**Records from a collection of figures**
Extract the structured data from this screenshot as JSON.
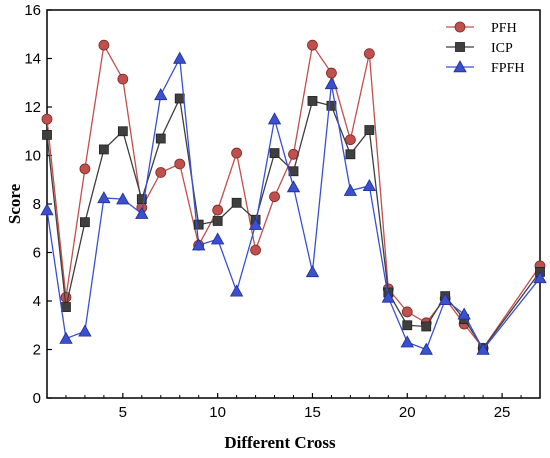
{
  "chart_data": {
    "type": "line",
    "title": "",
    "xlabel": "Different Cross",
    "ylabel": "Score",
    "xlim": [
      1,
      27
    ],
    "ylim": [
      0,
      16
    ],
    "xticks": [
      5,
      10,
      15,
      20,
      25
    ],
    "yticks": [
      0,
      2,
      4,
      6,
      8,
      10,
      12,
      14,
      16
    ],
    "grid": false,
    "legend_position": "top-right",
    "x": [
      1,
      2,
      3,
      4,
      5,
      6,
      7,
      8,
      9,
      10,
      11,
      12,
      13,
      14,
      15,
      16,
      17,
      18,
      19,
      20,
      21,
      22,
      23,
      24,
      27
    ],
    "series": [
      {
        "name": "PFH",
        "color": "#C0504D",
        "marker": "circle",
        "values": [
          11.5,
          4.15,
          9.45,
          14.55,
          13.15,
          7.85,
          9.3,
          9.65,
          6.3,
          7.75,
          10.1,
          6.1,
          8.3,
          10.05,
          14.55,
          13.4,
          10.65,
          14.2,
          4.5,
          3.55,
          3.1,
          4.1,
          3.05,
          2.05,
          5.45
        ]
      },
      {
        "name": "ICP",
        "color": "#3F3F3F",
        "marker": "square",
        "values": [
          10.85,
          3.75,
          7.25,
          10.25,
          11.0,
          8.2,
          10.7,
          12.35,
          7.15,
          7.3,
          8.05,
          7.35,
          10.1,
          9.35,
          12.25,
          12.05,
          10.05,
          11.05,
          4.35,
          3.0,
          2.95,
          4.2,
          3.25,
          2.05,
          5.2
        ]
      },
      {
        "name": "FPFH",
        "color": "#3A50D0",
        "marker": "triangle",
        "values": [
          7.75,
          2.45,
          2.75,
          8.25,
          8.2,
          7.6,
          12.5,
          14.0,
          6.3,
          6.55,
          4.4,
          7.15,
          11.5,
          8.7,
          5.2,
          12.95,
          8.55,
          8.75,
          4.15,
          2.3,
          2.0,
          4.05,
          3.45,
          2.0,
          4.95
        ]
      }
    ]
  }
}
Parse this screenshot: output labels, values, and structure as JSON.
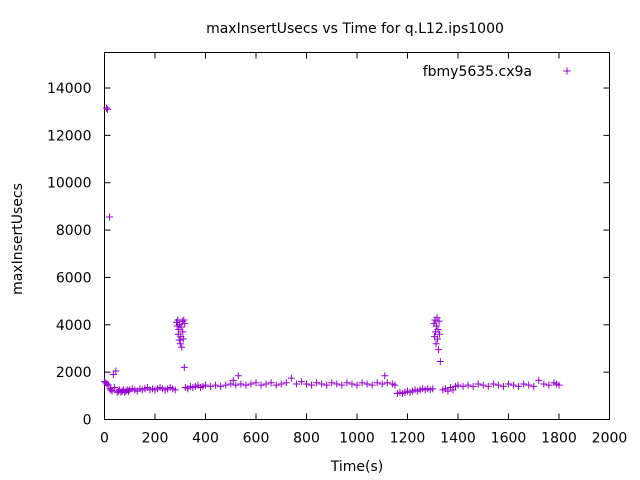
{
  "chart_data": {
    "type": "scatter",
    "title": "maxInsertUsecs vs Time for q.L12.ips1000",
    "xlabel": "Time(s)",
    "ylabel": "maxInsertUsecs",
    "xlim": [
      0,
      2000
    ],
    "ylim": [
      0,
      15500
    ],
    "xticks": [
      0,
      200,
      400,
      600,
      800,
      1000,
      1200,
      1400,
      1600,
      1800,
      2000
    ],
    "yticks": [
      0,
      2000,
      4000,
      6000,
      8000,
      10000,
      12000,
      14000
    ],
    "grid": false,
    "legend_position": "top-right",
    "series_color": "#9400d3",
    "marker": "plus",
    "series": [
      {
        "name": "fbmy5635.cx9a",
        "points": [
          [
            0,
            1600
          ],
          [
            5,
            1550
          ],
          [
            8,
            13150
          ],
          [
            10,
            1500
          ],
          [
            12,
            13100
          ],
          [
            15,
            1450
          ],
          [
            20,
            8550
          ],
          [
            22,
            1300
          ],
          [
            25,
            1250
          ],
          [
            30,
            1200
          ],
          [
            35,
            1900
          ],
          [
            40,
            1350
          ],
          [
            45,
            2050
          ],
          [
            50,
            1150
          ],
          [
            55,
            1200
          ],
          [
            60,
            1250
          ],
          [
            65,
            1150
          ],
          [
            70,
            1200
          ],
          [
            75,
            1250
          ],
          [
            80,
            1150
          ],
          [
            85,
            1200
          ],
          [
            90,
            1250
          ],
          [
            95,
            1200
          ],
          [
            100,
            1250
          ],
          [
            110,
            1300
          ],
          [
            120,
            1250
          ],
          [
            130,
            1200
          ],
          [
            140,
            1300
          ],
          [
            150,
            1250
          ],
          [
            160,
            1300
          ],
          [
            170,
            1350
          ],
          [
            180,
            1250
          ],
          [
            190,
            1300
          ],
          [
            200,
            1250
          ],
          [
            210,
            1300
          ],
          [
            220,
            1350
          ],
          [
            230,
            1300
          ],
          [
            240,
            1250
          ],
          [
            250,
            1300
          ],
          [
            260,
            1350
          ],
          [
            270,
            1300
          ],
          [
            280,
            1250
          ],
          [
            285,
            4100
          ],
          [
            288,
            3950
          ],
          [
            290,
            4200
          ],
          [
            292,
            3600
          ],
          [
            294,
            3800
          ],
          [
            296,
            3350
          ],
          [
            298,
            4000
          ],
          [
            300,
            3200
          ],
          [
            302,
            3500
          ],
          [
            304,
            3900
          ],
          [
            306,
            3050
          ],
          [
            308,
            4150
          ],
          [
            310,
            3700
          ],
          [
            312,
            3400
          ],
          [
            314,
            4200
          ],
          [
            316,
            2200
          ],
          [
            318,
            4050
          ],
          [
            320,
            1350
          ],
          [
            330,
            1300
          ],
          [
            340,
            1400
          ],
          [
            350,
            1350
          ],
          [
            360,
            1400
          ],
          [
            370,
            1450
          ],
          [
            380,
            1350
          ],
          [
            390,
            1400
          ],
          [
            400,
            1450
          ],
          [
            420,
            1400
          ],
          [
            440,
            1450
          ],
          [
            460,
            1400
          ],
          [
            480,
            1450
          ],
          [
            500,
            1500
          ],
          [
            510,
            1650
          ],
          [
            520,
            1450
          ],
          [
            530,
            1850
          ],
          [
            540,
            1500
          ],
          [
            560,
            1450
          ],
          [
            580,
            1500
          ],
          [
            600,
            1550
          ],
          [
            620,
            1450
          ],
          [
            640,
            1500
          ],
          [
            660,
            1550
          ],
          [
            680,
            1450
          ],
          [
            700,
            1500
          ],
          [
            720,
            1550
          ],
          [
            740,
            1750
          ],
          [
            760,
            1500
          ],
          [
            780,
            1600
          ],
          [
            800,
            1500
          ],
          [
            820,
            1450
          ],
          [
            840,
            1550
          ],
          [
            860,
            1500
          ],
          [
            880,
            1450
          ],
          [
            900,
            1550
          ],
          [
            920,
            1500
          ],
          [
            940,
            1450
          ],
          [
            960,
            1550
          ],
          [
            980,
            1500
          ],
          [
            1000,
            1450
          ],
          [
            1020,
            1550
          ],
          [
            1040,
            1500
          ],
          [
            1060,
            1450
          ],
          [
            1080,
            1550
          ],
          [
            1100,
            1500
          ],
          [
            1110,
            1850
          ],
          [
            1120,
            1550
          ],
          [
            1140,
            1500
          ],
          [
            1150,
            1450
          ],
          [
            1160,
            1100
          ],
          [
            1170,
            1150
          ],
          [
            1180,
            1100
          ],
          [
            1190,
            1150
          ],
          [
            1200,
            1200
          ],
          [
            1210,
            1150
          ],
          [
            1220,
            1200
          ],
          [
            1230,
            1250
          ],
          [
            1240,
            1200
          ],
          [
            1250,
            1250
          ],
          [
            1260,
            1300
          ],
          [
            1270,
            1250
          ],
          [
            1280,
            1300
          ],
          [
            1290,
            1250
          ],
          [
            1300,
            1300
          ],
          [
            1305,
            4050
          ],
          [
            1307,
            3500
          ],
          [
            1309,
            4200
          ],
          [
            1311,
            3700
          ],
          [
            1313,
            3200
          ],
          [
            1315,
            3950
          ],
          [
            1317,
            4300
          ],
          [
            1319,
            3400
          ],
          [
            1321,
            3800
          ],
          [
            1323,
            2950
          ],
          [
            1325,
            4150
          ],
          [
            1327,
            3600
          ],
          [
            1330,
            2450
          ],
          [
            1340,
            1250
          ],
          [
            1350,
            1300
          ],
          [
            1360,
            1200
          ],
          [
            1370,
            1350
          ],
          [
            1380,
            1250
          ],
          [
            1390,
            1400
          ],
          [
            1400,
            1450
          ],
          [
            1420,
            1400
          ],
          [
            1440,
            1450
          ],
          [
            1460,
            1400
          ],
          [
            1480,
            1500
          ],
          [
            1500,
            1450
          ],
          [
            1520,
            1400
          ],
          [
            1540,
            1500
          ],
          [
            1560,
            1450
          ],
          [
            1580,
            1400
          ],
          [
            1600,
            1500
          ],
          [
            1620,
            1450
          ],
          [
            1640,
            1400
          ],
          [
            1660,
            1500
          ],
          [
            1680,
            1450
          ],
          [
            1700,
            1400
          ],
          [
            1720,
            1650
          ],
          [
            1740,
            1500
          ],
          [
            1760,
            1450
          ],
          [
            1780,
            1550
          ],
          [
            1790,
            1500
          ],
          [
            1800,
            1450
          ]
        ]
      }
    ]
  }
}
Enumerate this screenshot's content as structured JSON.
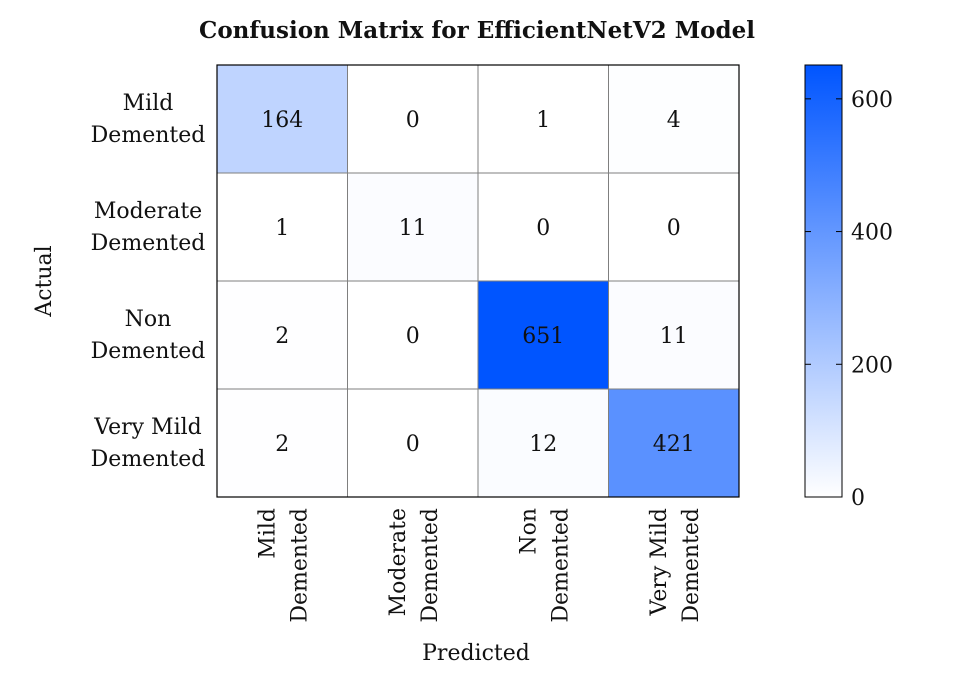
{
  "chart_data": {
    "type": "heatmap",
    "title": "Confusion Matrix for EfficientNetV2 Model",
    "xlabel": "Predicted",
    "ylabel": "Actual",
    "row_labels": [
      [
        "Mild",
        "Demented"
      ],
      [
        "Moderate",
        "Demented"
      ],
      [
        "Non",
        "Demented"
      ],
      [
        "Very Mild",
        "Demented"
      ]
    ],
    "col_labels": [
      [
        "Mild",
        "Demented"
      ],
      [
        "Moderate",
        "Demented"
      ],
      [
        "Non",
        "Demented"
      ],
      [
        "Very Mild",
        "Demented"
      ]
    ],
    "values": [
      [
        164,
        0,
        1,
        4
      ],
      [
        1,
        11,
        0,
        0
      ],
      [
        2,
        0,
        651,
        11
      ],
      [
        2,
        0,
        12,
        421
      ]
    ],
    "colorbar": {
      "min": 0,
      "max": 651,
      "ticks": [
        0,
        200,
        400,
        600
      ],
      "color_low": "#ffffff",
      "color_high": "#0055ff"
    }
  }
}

**Goal**
Copy out the lines that hold "ylabel".

**Response below**
    "ylabel": "Score",
    "ylabel": "maxInsertUsecs",
    "ylabel": "Actual",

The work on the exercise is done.